* Begin Provided entries *
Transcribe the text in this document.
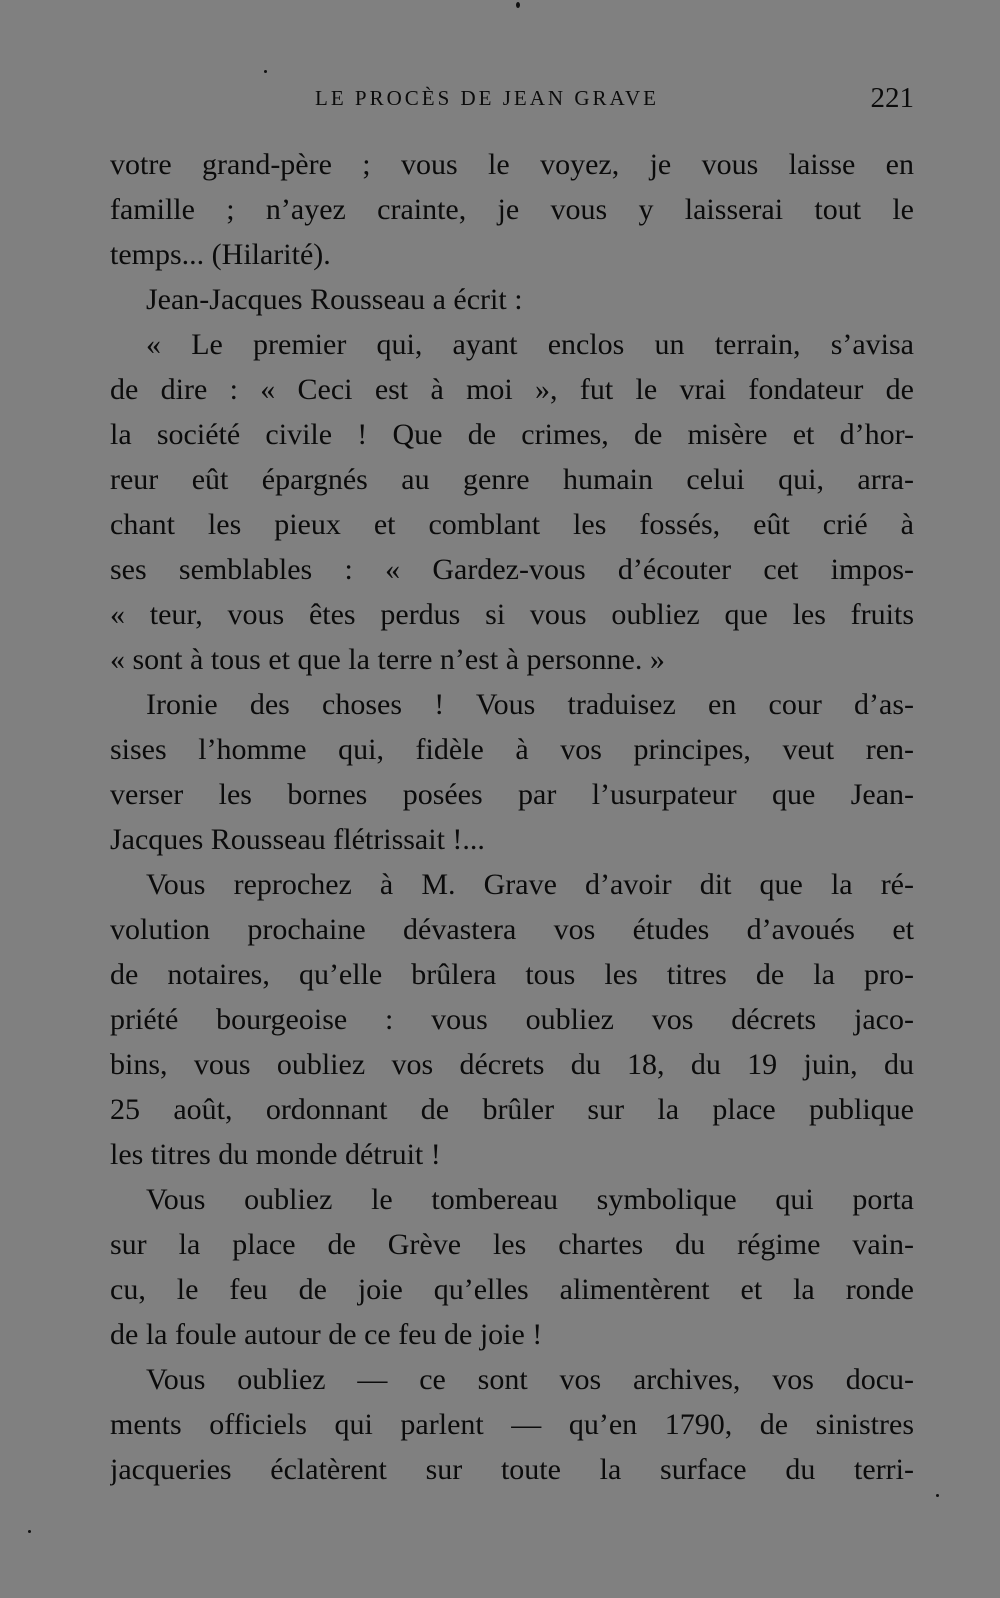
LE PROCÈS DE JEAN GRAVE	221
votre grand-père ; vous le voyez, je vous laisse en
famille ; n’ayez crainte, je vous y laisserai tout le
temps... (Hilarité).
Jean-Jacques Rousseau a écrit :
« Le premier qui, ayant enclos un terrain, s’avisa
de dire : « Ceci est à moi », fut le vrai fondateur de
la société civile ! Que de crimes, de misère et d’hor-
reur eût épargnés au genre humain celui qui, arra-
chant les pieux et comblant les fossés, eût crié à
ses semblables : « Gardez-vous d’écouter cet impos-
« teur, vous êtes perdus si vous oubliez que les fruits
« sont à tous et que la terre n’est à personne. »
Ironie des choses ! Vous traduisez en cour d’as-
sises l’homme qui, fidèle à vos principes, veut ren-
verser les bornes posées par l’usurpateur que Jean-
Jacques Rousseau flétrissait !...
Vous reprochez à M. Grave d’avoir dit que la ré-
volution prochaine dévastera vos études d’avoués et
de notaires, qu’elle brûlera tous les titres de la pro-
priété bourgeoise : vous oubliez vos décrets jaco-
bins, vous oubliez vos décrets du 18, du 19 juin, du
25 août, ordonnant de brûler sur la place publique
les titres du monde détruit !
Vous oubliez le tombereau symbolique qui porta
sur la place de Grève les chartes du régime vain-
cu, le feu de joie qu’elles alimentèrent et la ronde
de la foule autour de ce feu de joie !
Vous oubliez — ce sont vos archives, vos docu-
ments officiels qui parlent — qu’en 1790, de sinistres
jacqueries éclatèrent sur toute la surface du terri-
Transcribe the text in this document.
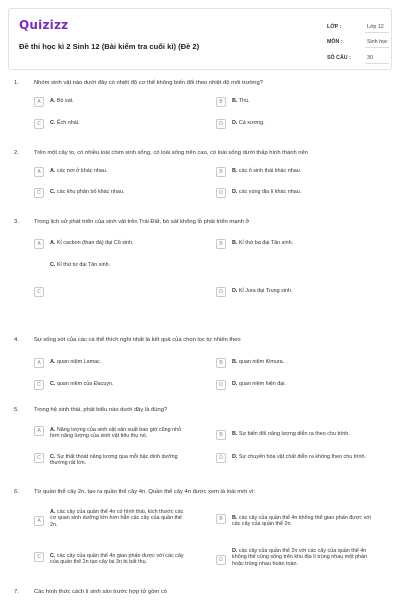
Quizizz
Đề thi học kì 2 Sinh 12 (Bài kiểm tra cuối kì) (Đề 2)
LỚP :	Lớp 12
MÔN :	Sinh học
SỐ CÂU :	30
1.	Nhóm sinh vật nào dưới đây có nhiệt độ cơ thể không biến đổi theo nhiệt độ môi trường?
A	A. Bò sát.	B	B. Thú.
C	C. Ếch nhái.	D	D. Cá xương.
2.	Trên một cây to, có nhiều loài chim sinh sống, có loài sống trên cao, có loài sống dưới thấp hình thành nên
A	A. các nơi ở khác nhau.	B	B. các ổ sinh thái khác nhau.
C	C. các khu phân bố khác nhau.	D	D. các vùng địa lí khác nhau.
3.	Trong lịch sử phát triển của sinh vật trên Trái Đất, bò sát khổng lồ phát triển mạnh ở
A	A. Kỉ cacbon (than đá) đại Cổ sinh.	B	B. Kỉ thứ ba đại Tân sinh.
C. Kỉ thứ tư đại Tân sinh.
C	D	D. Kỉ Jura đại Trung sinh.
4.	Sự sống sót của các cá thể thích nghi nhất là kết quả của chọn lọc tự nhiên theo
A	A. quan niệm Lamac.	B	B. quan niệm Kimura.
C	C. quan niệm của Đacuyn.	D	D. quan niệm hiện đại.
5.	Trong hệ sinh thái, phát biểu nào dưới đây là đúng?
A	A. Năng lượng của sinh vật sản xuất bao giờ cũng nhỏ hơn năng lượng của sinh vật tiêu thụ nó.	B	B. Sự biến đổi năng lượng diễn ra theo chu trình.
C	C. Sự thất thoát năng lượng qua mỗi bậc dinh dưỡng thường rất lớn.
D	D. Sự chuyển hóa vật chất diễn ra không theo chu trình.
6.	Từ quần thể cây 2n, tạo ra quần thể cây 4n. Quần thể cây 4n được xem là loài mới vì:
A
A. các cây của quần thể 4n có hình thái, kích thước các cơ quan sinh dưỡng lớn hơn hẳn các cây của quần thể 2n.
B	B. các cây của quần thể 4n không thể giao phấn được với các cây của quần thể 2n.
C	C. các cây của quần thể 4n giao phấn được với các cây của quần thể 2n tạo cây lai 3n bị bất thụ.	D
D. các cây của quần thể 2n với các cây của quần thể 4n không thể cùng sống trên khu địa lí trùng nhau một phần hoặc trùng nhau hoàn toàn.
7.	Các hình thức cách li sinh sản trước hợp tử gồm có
* End Provided entries *
* Begin Provided entries *
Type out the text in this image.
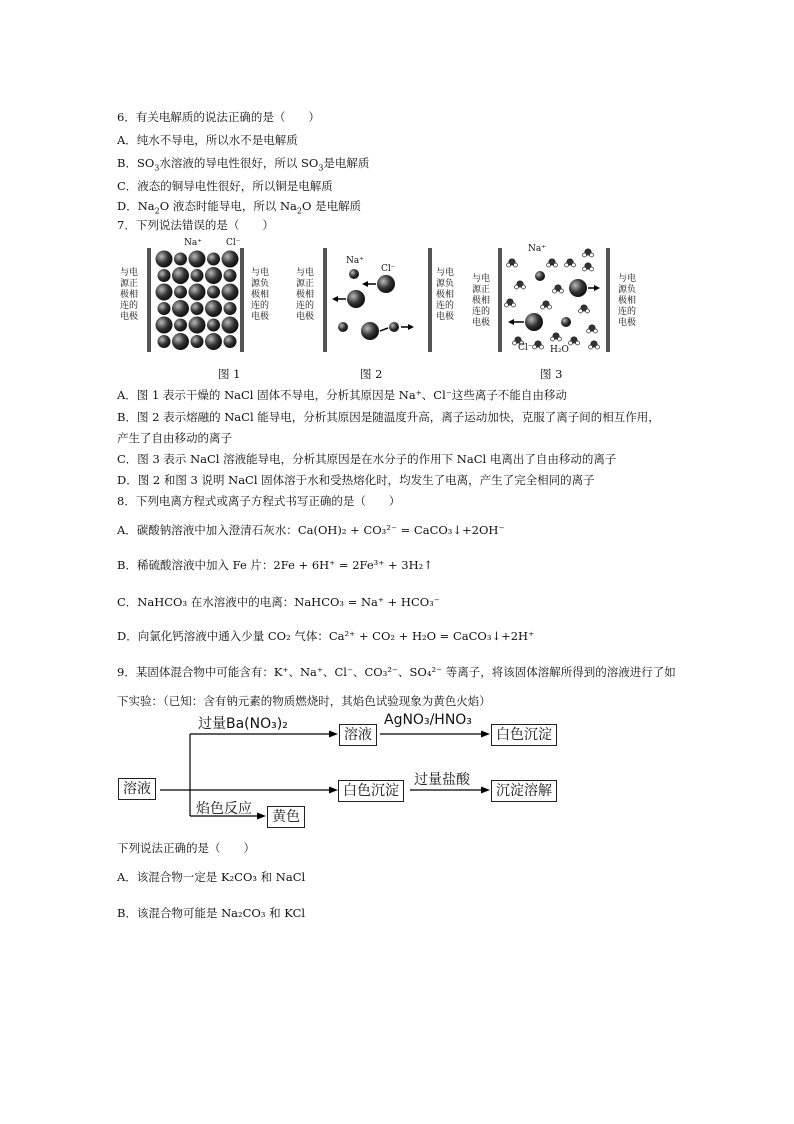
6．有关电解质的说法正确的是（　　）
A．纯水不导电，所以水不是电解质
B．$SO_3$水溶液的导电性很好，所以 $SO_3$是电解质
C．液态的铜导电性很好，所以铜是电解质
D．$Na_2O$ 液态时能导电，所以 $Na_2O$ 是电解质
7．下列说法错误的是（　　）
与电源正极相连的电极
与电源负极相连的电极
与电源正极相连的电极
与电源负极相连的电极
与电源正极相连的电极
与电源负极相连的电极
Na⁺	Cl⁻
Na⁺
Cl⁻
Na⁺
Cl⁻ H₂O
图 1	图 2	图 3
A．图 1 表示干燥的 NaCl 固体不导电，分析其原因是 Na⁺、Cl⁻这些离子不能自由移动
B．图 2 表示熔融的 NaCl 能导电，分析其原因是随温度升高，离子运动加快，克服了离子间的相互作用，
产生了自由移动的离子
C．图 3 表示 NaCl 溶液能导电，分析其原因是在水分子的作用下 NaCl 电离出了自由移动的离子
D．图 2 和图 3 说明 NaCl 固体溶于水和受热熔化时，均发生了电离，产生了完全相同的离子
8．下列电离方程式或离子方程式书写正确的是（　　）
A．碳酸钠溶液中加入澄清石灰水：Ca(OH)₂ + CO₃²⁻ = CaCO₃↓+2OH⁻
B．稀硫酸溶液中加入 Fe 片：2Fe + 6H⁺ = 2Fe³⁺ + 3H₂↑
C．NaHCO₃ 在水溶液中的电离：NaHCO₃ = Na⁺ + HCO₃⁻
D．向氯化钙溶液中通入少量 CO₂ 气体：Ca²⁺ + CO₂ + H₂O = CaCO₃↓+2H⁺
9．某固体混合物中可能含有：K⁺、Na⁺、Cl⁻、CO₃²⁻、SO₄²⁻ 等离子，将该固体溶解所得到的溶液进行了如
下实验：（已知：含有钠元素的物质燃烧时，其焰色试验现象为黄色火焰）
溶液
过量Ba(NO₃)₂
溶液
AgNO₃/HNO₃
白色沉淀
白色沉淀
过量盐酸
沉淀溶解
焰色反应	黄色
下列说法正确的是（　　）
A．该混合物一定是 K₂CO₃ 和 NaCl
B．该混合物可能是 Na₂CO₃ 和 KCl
* End Provided entries *
* Begin Provided entries *
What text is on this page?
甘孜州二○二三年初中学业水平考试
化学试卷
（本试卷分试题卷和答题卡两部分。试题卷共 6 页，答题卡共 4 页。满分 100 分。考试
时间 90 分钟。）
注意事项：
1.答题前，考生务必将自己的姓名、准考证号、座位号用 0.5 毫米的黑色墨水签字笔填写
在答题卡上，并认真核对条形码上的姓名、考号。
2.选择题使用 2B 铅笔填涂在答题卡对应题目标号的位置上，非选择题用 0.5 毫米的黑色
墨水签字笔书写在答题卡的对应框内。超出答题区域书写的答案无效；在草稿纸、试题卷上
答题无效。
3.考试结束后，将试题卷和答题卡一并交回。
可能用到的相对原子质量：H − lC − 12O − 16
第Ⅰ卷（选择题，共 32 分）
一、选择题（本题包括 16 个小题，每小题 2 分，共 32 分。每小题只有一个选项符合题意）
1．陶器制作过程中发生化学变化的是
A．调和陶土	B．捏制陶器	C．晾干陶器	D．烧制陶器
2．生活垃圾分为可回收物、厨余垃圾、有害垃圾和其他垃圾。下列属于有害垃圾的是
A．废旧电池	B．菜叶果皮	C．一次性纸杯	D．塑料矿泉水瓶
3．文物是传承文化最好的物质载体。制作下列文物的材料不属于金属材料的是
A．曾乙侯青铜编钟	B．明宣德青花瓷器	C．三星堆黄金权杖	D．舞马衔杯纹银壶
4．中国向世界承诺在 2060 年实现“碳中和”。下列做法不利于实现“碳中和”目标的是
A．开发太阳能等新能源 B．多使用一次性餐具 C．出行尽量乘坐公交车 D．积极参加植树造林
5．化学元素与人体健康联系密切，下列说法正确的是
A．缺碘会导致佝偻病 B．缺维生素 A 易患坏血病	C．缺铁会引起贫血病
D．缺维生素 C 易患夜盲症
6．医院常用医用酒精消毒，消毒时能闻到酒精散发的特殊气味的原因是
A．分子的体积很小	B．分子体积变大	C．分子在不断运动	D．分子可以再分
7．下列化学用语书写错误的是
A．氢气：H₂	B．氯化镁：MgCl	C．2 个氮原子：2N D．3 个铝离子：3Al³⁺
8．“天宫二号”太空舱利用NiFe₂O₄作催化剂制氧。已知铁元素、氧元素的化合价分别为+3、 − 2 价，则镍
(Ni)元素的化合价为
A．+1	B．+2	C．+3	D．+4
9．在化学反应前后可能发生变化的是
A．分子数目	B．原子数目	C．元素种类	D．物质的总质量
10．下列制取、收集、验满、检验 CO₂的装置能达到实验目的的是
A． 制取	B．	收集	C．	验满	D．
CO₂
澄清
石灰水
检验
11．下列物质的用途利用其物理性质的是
* End Provided entries *
▶ Work to be completed:
Show each line of the listing that holds the string "diễn".

▶ Correct result:
A	A. Năng lượng của sinh vật sản xuất bao giờ cũng nhỏ hơn năng lượng của sinh vật tiêu thụ nó.	B	B. Sự biến đổi năng lượng diễn ra theo chu trình.
D	D. Sự chuyển hóa vật chất diễn ra không theo chu trình.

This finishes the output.